(Entries from a dataset)
##########

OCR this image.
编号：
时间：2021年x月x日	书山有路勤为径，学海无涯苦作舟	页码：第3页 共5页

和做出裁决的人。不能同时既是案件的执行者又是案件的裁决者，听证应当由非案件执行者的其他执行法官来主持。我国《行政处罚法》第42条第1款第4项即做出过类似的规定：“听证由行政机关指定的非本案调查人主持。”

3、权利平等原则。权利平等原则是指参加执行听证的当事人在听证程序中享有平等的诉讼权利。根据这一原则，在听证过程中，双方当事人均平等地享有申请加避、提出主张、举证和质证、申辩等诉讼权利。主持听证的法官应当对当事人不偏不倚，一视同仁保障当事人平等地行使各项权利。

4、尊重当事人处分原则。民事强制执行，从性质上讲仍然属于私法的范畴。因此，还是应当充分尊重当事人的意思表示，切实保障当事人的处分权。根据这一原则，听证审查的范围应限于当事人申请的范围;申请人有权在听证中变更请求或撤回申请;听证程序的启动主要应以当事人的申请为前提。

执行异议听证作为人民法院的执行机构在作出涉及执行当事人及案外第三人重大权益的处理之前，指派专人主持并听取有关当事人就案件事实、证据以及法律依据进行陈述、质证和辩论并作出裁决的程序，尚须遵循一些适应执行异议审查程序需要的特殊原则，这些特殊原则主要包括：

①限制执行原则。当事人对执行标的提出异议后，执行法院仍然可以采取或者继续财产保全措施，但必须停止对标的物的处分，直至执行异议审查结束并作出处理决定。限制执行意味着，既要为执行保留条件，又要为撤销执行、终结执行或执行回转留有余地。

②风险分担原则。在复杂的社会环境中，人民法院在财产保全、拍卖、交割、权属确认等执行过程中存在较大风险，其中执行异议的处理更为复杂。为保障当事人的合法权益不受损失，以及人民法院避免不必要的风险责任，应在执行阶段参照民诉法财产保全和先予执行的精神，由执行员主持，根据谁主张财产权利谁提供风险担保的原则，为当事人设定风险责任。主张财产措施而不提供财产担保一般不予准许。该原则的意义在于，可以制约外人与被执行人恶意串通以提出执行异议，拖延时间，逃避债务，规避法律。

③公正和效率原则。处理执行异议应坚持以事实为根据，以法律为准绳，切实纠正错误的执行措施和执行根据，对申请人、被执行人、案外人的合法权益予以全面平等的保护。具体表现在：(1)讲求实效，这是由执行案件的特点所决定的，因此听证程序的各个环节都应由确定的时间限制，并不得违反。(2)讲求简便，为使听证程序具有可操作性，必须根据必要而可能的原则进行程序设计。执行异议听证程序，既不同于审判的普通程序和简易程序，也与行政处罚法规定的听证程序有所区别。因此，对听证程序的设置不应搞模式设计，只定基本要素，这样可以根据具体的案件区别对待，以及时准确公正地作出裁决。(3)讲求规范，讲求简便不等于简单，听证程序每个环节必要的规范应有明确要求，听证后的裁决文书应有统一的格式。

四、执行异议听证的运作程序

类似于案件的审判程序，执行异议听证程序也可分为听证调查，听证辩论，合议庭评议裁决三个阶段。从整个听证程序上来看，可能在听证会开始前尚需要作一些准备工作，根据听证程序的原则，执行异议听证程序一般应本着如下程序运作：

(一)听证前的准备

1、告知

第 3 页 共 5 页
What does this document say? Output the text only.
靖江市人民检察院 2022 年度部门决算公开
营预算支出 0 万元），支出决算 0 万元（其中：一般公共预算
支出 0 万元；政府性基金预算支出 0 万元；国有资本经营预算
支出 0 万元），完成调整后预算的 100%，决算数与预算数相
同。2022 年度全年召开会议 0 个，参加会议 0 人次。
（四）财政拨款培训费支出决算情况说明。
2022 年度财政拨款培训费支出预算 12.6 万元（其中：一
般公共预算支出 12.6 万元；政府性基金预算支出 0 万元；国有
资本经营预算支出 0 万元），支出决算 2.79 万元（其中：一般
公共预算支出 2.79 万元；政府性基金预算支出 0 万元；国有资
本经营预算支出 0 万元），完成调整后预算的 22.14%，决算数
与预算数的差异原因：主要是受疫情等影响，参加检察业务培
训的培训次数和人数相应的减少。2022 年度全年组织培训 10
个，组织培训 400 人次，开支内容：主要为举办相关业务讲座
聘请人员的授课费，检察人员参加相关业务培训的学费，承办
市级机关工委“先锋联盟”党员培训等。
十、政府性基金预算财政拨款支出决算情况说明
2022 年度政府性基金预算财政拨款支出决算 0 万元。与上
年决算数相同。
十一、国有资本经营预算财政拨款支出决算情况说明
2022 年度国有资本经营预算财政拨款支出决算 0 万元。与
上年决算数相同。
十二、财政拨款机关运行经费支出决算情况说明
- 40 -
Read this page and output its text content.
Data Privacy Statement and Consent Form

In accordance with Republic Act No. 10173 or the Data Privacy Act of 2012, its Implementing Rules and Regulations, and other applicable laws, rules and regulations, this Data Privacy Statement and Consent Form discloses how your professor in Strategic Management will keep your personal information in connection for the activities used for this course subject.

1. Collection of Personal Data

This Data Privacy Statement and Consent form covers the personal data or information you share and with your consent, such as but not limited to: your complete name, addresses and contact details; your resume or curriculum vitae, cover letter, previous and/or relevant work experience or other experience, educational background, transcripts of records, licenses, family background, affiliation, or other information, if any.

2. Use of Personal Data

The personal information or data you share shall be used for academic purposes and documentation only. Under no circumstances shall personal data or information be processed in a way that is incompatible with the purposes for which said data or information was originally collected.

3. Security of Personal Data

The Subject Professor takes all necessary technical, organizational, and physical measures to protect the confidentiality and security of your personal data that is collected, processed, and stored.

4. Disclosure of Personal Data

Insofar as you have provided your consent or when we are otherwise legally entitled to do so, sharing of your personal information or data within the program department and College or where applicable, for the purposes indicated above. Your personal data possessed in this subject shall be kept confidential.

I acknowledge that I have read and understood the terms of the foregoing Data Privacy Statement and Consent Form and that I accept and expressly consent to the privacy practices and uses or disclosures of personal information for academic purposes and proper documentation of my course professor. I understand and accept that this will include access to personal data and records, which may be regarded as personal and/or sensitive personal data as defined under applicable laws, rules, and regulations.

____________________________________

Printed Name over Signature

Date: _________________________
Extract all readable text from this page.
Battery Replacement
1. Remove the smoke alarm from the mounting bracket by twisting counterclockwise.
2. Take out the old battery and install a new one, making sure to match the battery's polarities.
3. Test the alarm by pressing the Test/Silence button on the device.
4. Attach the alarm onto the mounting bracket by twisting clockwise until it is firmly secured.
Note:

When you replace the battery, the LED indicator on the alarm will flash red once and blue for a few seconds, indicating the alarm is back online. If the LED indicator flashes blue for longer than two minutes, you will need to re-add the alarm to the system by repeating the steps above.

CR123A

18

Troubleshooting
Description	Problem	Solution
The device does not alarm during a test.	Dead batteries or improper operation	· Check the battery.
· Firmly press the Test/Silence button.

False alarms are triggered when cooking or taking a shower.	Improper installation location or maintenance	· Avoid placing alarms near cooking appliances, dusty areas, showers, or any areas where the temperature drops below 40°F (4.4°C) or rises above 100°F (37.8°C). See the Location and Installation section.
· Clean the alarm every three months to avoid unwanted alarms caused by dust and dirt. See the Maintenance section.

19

##########

### Written exercise
Extract the complete data, matching each line exactly.

### Completed exercise
OCR this image.
编号：
时间：2021年x月x日	书山有路勤为径，学海无涯苦作舟	页码：第3页 共5页

和做出裁决的人。不能同时既是案件的执行者又是案件的裁决者，听证应当由非案件执行者的其他执行法官来主持。我国《行政处罚法》第42条第1款第4项即做出过类似的规定：“听证由行政机关指定的非本案调查人主持。”

3、权利平等原则。权利平等原则是指参加执行听证的当事人在听证程序中享有平等的诉讼权利。根据这一原则，在听证过程中，双方当事人均平等地享有申请加避、提出主张、举证和质证、申辩等诉讼权利。主持听证的法官应当对当事人不偏不倚，一视同仁保障当事人平等地行使各项权利。

4、尊重当事人处分原则。民事强制执行，从性质上讲仍然属于私法的范畴。因此，还是应当充分尊重当事人的意思表示，切实保障当事人的处分权。根据这一原则，听证审查的范围应限于当事人申请的范围;申请人有权在听证中变更请求或撤回申请;听证程序的启动主要应以当事人的申请为前提。

执行异议听证作为人民法院的执行机构在作出涉及执行当事人及案外第三人重大权益的处理之前，指派专人主持并听取有关当事人就案件事实、证据以及法律依据进行陈述、质证和辩论并作出裁决的程序，尚须遵循一些适应执行异议审查程序需要的特殊原则，这些特殊原则主要包括：

①限制执行原则。当事人对执行标的提出异议后，执行法院仍然可以采取或者继续财产保全措施，但必须停止对标的物的处分，直至执行异议审查结束并作出处理决定。限制执行意味着，既要为执行保留条件，又要为撤销执行、终结执行或执行回转留有余地。

②风险分担原则。在复杂的社会环境中，人民法院在财产保全、拍卖、交割、权属确认等执行过程中存在较大风险，其中执行异议的处理更为复杂。为保障当事人的合法权益不受损失，以及人民法院避免不必要的风险责任，应在执行阶段参照民诉法财产保全和先予执行的精神，由执行员主持，根据谁主张财产权利谁提供风险担保的原则，为当事人设定风险责任。主张财产措施而不提供财产担保一般不予准许。该原则的意义在于，可以制约外人与被执行人恶意串通以提出执行异议，拖延时间，逃避债务，规避法律。

③公正和效率原则。处理执行异议应坚持以事实为根据，以法律为准绳，切实纠正错误的执行措施和执行根据，对申请人、被执行人、案外人的合法权益予以全面平等的保护。具体表现在：(1)讲求实效，这是由执行案件的特点所决定的，因此听证程序的各个环节都应由确定的时间限制，并不得违反。(2)讲求简便，为使听证程序具有可操作性，必须根据必要而可能的原则进行程序设计。执行异议听证程序，既不同于审判的普通程序和简易程序，也与行政处罚法规定的听证程序有所区别。因此，对听证程序的设置不应搞模式设计，只定基本要素，这样可以根据具体的案件区别对待，以及时准确公正地作出裁决。(3)讲求规范，讲求简便不等于简单，听证程序每个环节必要的规范应有明确要求，听证后的裁决文书应有统一的格式。

四、执行异议听证的运作程序

类似于案件的审判程序，执行异议听证程序也可分为听证调查，听证辩论，合议庭评议裁决三个阶段。从整个听证程序上来看，可能在听证会开始前尚需要作一些准备工作，根据听证程序的原则，执行异议听证程序一般应本着如下程序运作：

(一)听证前的准备

1、告知

第 3 页 共 5 页
What does this document say? Output the text only.
靖江市人民检察院 2022 年度部门决算公开
营预算支出 0 万元），支出决算 0 万元（其中：一般公共预算
支出 0 万元；政府性基金预算支出 0 万元；国有资本经营预算
支出 0 万元），完成调整后预算的 100%，决算数与预算数相
同。2022 年度全年召开会议 0 个，参加会议 0 人次。
（四）财政拨款培训费支出决算情况说明。
2022 年度财政拨款培训费支出预算 12.6 万元（其中：一
般公共预算支出 12.6 万元；政府性基金预算支出 0 万元；国有
资本经营预算支出 0 万元），支出决算 2.79 万元（其中：一般
公共预算支出 2.79 万元；政府性基金预算支出 0 万元；国有资
本经营预算支出 0 万元），完成调整后预算的 22.14%，决算数
与预算数的差异原因：主要是受疫情等影响，参加检察业务培
训的培训次数和人数相应的减少。2022 年度全年组织培训 10
个，组织培训 400 人次，开支内容：主要为举办相关业务讲座
聘请人员的授课费，检察人员参加相关业务培训的学费，承办
市级机关工委“先锋联盟”党员培训等。
十、政府性基金预算财政拨款支出决算情况说明
2022 年度政府性基金预算财政拨款支出决算 0 万元。与上
年决算数相同。
十一、国有资本经营预算财政拨款支出决算情况说明
2022 年度国有资本经营预算财政拨款支出决算 0 万元。与
上年决算数相同。
十二、财政拨款机关运行经费支出决算情况说明
- 40 -
Read this page and output its text content.
Data Privacy Statement and Consent Form

In accordance with Republic Act No. 10173 or the Data Privacy Act of 2012, its Implementing Rules and Regulations, and other applicable laws, rules and regulations, this Data Privacy Statement and Consent Form discloses how your professor in Strategic Management will keep your personal information in connection for the activities used for this course subject.

1. Collection of Personal Data

This Data Privacy Statement and Consent form covers the personal data or information you share and with your consent, such as but not limited to: your complete name, addresses and contact details; your resume or curriculum vitae, cover letter, previous and/or relevant work experience or other experience, educational background, transcripts of records, licenses, family background, affiliation, or other information, if any.

2. Use of Personal Data

The personal information or data you share shall be used for academic purposes and documentation only. Under no circumstances shall personal data or information be processed in a way that is incompatible with the purposes for which said data or information was originally collected.

3. Security of Personal Data

The Subject Professor takes all necessary technical, organizational, and physical measures to protect the confidentiality and security of your personal data that is collected, processed, and stored.

4. Disclosure of Personal Data

Insofar as you have provided your consent or when we are otherwise legally entitled to do so, sharing of your personal information or data within the program department and College or where applicable, for the purposes indicated above. Your personal data possessed in this subject shall be kept confidential.

I acknowledge that I have read and understood the terms of the foregoing Data Privacy Statement and Consent Form and that I accept and expressly consent to the privacy practices and uses or disclosures of personal information for academic purposes and proper documentation of my course professor. I understand and accept that this will include access to personal data and records, which may be regarded as personal and/or sensitive personal data as defined under applicable laws, rules, and regulations.

____________________________________

Printed Name over Signature

Date: _________________________
Extract all readable text from this page.
Battery Replacement
1. Remove the smoke alarm from the mounting bracket by twisting counterclockwise.
2. Take out the old battery and install a new one, making sure to match the battery's polarities.
3. Test the alarm by pressing the Test/Silence button on the device.
4. Attach the alarm onto the mounting bracket by twisting clockwise until it is firmly secured.
Note:

When you replace the battery, the LED indicator on the alarm will flash red once and blue for a few seconds, indicating the alarm is back online. If the LED indicator flashes blue for longer than two minutes, you will need to re-add the alarm to the system by repeating the steps above.

CR123A

18

Troubleshooting
Description	Problem	Solution
The device does not alarm during a test.	Dead batteries or improper operation	· Check the battery.
· Firmly press the Test/Silence button.

False alarms are triggered when cooking or taking a shower.	Improper installation location or maintenance	· Avoid placing alarms near cooking appliances, dusty areas, showers, or any areas where the temperature drops below 40°F (4.4°C) or rises above 100°F (37.8°C). See the Location and Installation section.
· Clean the alarm every three months to avoid unwanted alarms caused by dust and dirt. See the Maintenance section.

19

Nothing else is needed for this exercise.